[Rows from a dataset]
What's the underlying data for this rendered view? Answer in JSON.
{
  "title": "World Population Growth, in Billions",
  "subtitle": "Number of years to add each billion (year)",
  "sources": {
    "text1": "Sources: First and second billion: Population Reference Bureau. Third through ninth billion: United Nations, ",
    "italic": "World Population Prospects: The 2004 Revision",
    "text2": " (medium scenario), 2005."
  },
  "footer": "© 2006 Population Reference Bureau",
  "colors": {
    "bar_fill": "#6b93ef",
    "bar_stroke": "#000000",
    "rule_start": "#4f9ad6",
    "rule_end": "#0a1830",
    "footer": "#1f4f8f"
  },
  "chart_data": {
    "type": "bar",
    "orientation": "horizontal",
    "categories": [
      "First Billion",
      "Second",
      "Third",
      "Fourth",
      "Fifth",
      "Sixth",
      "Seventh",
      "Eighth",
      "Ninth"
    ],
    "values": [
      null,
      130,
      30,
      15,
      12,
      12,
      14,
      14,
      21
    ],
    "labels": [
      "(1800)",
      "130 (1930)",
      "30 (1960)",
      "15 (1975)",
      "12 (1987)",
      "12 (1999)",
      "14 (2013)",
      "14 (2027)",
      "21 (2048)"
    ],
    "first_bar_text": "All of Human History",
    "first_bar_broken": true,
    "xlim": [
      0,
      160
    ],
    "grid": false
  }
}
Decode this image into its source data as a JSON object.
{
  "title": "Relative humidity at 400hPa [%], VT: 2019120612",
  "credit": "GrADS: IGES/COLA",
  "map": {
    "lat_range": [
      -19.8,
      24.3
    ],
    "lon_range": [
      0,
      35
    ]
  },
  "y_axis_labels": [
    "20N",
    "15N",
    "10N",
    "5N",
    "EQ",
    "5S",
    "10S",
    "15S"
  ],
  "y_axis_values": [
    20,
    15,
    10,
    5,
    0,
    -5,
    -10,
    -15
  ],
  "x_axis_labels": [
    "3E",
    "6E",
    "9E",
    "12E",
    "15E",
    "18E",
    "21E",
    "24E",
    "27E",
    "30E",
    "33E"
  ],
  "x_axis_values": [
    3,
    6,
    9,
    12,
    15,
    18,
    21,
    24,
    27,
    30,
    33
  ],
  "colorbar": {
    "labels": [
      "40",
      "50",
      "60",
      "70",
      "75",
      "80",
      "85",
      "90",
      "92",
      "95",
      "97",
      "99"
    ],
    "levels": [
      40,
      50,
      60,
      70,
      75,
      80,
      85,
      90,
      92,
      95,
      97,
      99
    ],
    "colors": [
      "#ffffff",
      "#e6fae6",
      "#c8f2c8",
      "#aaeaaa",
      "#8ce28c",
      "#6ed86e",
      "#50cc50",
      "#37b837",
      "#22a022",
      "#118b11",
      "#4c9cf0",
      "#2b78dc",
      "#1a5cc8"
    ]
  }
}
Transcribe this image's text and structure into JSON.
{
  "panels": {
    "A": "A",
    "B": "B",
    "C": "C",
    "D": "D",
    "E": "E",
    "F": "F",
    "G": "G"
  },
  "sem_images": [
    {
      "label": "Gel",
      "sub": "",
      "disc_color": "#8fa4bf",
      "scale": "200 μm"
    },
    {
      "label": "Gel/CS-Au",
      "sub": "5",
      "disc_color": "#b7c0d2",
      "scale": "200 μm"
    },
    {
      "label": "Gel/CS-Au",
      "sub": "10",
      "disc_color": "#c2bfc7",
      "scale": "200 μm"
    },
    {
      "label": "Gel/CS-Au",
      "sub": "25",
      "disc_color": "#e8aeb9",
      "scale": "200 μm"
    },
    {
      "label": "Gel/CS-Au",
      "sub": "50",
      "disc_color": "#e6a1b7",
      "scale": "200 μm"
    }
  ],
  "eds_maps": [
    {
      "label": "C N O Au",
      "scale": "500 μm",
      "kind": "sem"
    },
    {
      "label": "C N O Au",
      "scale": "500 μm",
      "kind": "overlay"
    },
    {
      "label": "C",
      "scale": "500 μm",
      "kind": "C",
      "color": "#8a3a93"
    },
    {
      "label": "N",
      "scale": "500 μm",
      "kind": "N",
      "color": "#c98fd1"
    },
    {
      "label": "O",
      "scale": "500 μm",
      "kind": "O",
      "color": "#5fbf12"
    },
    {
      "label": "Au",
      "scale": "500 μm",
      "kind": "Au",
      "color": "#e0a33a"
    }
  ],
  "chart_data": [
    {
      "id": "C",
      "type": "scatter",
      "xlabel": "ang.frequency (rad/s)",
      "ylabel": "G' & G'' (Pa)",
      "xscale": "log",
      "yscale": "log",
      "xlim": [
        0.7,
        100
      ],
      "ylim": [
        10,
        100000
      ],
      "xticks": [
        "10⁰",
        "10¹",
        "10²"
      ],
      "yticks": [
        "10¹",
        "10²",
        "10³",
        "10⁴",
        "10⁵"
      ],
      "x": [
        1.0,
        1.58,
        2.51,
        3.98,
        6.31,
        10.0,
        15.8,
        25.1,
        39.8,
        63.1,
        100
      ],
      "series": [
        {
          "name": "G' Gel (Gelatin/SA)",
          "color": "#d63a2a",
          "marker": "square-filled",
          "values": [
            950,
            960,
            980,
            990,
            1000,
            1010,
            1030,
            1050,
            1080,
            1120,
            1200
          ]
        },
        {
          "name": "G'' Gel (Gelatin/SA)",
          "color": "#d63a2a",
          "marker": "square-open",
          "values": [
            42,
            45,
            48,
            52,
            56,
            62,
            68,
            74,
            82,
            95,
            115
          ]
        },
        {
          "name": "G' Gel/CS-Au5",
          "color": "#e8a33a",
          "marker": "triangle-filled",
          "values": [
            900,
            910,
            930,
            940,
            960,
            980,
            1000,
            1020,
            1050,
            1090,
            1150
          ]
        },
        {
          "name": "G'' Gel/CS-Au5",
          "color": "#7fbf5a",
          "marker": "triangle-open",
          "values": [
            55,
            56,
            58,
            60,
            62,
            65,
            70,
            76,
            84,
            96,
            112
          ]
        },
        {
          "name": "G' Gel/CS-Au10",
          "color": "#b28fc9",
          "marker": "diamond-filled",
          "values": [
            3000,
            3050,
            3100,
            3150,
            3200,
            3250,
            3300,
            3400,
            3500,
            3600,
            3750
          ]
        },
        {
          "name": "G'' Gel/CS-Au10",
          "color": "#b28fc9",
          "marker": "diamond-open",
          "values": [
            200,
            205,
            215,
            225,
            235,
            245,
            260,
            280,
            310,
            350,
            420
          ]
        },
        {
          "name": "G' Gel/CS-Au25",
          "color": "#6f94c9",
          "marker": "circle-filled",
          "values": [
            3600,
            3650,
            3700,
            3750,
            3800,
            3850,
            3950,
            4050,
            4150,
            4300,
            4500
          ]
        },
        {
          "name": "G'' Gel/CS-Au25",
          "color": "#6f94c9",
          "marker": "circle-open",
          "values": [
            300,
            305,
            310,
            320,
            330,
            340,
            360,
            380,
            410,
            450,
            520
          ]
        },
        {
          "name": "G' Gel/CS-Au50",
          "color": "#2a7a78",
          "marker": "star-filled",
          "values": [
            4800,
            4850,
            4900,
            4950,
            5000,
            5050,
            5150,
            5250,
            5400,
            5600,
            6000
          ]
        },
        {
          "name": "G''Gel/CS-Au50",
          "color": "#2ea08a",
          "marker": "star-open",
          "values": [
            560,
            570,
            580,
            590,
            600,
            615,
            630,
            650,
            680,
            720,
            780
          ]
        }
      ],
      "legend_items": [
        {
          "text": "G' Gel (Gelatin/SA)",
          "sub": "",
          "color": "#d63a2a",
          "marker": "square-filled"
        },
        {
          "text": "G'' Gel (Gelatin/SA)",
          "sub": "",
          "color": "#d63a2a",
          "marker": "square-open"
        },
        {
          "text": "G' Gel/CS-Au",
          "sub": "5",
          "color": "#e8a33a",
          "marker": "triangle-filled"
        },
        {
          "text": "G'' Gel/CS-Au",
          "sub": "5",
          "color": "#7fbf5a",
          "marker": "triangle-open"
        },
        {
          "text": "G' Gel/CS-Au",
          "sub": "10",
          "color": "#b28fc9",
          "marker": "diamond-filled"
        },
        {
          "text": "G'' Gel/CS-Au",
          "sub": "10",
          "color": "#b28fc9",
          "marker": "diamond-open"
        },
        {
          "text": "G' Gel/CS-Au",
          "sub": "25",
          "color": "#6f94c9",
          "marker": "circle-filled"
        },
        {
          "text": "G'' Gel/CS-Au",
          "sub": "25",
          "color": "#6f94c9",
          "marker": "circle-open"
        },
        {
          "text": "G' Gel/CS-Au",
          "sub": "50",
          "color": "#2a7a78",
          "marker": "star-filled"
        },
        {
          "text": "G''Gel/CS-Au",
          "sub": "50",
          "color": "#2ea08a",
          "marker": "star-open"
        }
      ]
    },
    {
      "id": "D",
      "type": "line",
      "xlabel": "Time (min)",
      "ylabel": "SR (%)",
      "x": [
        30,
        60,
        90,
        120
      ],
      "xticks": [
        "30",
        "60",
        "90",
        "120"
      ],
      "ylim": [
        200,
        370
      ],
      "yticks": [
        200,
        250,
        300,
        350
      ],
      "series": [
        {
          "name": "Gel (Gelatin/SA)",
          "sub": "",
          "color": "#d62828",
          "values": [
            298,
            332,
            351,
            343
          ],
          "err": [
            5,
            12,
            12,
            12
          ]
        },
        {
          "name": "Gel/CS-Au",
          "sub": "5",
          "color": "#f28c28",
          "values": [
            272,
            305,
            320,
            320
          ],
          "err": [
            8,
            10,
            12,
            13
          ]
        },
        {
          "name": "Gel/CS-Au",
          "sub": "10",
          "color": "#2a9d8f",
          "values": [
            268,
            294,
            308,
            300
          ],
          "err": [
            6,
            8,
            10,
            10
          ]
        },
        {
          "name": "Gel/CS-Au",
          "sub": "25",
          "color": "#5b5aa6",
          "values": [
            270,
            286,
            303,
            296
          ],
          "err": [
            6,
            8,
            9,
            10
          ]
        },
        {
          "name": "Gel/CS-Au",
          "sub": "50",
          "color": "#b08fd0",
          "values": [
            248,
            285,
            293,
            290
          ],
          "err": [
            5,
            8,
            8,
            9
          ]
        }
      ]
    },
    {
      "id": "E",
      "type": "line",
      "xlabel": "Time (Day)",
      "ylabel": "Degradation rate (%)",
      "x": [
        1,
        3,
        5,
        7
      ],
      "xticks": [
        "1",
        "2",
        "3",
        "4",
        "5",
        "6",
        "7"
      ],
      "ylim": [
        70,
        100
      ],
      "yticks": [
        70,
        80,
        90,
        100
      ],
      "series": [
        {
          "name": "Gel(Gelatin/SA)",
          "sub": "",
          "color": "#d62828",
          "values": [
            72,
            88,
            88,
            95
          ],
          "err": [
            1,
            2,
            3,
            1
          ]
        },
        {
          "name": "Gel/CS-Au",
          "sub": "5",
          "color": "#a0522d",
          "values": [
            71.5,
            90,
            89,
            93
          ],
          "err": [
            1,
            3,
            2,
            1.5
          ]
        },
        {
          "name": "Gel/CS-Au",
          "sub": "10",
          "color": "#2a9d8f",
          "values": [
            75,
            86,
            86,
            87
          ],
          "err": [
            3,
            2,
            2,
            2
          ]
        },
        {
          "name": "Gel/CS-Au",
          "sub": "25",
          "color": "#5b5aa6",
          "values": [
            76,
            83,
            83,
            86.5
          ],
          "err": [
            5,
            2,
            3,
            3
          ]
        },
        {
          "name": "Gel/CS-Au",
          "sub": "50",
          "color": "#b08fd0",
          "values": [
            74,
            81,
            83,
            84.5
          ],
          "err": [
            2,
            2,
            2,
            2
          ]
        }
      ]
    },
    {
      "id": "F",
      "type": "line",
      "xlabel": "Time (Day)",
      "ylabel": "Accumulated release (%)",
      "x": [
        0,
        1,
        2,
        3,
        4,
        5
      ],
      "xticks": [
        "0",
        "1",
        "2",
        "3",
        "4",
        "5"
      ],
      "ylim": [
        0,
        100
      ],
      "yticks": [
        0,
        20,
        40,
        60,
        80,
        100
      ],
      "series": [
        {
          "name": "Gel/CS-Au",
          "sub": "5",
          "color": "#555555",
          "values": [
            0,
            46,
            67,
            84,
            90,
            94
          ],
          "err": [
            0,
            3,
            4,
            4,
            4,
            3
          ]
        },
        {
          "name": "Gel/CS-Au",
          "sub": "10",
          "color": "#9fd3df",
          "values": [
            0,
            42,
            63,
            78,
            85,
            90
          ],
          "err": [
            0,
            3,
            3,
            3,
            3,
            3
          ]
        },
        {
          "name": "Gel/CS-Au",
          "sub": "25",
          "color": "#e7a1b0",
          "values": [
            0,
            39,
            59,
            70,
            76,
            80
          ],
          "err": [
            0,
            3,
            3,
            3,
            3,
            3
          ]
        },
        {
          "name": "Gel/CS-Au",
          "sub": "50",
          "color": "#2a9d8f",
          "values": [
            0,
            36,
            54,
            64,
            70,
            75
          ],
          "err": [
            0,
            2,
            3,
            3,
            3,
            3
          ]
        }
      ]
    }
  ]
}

§ **Stated task**: List all lines where "square" occurs.

§ **Final result**:
          "marker": "square-filled",
          "marker": "square-open",
          "marker": "square-filled"
          "marker": "square-open"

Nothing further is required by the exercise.